* _Excerpt from a dataset_:
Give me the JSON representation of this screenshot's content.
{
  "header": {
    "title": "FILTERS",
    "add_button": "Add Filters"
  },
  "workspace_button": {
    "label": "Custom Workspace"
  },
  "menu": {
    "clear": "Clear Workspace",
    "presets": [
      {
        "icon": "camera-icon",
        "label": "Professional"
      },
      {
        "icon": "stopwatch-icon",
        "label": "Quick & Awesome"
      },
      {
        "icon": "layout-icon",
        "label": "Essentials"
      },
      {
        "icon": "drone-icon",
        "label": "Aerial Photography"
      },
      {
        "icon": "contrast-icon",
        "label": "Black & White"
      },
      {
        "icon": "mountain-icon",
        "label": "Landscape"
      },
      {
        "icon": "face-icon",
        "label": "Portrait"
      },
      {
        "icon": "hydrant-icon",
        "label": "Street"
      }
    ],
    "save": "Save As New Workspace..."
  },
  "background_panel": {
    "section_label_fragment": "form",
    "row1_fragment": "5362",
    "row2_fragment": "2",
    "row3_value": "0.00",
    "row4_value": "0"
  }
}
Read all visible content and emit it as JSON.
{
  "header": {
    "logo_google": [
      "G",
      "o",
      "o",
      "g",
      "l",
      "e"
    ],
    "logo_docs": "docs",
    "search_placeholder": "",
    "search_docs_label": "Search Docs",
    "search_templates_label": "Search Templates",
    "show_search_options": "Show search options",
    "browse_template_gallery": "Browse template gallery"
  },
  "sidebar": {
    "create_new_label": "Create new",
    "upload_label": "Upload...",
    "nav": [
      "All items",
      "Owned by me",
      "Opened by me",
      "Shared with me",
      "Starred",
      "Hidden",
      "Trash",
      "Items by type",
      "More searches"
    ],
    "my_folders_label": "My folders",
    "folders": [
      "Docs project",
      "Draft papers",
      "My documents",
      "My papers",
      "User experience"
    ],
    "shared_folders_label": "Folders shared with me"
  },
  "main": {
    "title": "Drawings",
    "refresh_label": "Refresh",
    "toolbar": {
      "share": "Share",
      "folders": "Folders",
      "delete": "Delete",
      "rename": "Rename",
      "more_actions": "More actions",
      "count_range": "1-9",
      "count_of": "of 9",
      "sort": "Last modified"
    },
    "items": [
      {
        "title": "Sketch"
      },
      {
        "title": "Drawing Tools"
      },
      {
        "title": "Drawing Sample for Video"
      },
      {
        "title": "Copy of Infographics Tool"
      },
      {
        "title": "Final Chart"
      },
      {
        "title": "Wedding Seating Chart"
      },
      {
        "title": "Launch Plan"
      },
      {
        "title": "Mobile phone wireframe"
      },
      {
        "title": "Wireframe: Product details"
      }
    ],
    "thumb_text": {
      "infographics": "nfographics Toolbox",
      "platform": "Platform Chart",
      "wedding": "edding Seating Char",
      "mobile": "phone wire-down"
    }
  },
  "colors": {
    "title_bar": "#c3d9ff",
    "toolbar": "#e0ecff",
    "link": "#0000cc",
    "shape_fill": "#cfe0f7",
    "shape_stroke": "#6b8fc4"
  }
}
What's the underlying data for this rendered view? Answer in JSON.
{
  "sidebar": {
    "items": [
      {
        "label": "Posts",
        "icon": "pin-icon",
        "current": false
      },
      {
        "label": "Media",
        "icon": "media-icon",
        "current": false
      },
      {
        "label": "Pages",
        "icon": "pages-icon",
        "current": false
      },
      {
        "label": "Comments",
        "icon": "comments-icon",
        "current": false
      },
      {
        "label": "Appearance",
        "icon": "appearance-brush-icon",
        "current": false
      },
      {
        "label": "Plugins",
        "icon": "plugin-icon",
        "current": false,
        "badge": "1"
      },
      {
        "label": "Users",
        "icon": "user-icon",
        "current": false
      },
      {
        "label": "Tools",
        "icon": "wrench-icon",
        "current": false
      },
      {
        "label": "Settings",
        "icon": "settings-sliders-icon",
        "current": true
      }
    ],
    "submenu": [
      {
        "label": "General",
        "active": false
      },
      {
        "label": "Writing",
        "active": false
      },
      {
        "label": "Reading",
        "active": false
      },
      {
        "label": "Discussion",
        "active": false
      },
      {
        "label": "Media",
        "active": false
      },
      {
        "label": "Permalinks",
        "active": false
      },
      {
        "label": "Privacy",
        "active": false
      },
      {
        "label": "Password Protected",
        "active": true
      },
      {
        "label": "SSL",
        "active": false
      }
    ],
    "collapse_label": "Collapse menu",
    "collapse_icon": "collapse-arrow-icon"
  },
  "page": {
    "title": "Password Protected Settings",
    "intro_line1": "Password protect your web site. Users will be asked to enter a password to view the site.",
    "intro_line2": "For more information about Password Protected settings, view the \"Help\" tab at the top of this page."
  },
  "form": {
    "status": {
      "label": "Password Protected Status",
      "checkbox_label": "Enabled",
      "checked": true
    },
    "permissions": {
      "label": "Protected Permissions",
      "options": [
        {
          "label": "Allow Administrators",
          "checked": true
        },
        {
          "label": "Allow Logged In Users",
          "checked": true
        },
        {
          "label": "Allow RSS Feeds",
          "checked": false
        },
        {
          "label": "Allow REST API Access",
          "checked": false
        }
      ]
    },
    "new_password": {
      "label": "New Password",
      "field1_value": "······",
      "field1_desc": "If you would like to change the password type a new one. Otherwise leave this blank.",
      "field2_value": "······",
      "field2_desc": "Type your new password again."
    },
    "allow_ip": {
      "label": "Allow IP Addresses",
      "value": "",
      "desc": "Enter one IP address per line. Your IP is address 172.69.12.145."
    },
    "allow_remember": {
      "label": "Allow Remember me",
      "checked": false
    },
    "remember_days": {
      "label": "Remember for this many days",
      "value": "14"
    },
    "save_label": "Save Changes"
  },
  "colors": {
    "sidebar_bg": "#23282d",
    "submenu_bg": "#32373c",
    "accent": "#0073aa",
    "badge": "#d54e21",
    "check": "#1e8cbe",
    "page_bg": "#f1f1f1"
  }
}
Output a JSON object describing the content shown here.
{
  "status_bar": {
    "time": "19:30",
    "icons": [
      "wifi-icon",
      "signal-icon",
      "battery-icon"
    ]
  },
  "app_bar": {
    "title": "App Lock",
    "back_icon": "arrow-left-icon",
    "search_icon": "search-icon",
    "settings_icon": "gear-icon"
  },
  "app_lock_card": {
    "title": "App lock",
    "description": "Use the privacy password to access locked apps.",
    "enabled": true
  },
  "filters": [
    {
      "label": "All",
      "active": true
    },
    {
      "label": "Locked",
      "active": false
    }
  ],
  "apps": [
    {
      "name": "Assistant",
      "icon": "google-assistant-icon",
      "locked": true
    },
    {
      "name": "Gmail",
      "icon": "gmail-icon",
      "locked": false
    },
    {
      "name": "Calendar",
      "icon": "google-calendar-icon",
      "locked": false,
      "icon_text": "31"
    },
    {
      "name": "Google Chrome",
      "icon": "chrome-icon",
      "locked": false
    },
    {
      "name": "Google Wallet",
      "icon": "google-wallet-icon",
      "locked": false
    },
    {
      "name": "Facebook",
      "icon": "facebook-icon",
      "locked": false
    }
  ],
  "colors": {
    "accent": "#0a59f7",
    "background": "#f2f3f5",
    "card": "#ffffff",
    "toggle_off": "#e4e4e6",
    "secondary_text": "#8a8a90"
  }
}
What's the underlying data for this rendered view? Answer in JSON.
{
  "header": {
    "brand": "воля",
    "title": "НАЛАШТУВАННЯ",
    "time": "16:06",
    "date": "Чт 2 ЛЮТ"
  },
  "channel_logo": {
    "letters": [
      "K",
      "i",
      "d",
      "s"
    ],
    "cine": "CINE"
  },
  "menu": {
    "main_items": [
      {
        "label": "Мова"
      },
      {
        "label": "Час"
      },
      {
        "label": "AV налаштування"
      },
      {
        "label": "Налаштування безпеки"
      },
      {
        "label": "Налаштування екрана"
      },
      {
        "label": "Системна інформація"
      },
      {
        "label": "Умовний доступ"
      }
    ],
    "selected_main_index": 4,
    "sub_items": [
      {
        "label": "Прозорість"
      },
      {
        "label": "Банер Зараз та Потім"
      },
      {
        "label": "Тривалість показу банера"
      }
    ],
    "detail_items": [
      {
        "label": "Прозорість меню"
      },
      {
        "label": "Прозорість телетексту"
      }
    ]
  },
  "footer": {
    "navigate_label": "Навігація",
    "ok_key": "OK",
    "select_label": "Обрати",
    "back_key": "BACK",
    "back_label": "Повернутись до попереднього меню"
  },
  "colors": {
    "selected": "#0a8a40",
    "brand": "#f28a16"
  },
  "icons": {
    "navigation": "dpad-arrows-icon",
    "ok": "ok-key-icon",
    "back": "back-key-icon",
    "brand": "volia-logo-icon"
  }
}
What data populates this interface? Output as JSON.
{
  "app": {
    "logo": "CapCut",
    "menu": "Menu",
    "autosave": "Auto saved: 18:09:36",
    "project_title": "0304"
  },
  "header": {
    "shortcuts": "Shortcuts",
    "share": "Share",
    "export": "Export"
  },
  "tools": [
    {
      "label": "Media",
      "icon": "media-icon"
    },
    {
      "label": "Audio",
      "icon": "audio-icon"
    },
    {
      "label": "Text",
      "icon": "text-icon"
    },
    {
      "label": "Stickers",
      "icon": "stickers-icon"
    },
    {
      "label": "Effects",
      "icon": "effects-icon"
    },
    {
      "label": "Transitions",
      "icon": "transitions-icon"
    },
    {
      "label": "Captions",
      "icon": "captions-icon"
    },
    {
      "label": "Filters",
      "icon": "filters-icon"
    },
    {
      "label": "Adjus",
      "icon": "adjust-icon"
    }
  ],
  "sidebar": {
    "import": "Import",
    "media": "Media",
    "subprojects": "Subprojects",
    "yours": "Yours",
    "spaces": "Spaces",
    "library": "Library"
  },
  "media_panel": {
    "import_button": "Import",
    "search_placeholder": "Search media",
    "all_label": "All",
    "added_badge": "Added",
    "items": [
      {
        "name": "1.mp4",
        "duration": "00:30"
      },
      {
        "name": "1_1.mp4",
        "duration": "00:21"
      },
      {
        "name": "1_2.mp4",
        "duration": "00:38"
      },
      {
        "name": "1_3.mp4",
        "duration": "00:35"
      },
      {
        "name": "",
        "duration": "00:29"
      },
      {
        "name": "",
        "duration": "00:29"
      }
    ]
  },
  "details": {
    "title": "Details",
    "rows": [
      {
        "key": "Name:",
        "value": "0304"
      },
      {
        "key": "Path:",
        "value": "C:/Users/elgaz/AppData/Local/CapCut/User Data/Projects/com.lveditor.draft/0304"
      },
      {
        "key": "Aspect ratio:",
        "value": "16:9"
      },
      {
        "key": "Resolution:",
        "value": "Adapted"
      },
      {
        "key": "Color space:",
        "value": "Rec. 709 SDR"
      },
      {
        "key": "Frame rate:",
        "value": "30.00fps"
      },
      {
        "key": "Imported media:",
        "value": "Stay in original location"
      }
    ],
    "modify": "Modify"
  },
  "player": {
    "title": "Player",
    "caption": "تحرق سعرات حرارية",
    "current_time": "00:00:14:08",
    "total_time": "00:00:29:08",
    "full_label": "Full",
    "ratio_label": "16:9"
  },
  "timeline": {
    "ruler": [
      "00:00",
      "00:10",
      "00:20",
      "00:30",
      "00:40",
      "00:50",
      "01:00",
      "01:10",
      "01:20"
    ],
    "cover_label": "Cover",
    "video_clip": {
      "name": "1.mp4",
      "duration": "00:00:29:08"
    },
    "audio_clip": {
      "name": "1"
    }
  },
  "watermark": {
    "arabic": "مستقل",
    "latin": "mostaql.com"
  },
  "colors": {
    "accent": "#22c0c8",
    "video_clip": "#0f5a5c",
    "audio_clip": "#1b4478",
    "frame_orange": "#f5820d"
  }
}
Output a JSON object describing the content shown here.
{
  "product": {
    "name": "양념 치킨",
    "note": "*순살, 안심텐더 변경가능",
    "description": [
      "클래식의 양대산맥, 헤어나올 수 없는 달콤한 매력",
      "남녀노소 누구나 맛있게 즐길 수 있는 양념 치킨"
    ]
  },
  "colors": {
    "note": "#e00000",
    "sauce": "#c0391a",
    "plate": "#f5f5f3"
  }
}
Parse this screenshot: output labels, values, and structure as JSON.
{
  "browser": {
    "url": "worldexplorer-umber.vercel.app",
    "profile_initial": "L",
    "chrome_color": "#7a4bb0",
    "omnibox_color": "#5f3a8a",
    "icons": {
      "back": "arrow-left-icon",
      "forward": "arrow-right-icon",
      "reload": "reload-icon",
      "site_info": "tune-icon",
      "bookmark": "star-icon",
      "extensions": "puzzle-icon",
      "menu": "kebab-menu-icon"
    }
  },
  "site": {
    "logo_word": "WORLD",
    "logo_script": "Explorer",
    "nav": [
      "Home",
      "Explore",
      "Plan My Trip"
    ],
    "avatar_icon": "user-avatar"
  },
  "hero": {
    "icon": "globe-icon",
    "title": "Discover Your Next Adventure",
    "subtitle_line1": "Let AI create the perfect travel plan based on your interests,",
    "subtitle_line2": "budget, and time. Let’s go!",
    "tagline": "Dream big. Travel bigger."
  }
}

* _GIVEN REQUEST_: From the line that contains "Parse this screenshot: output" to the last line of the material above, repeat every line exactly, keeping both the first and the last.

* _OUTPUT BELOW_:
Parse this screenshot: output labels, values, and structure as JSON.
{
  "browser": {
    "url": "worldexplorer-umber.vercel.app",
    "profile_initial": "L",
    "chrome_color": "#7a4bb0",
    "omnibox_color": "#5f3a8a",
    "icons": {
      "back": "arrow-left-icon",
      "forward": "arrow-right-icon",
      "reload": "reload-icon",
      "site_info": "tune-icon",
      "bookmark": "star-icon",
      "extensions": "puzzle-icon",
      "menu": "kebab-menu-icon"
    }
  },
  "site": {
    "logo_word": "WORLD",
    "logo_script": "Explorer",
    "nav": [
      "Home",
      "Explore",
      "Plan My Trip"
    ],
    "avatar_icon": "user-avatar"
  },
  "hero": {
    "icon": "globe-icon",
    "title": "Discover Your Next Adventure",
    "subtitle_line1": "Let AI create the perfect travel plan based on your interests,",
    "subtitle_line2": "budget, and time. Let’s go!",
    "tagline": "Dream big. Travel bigger."
  }
}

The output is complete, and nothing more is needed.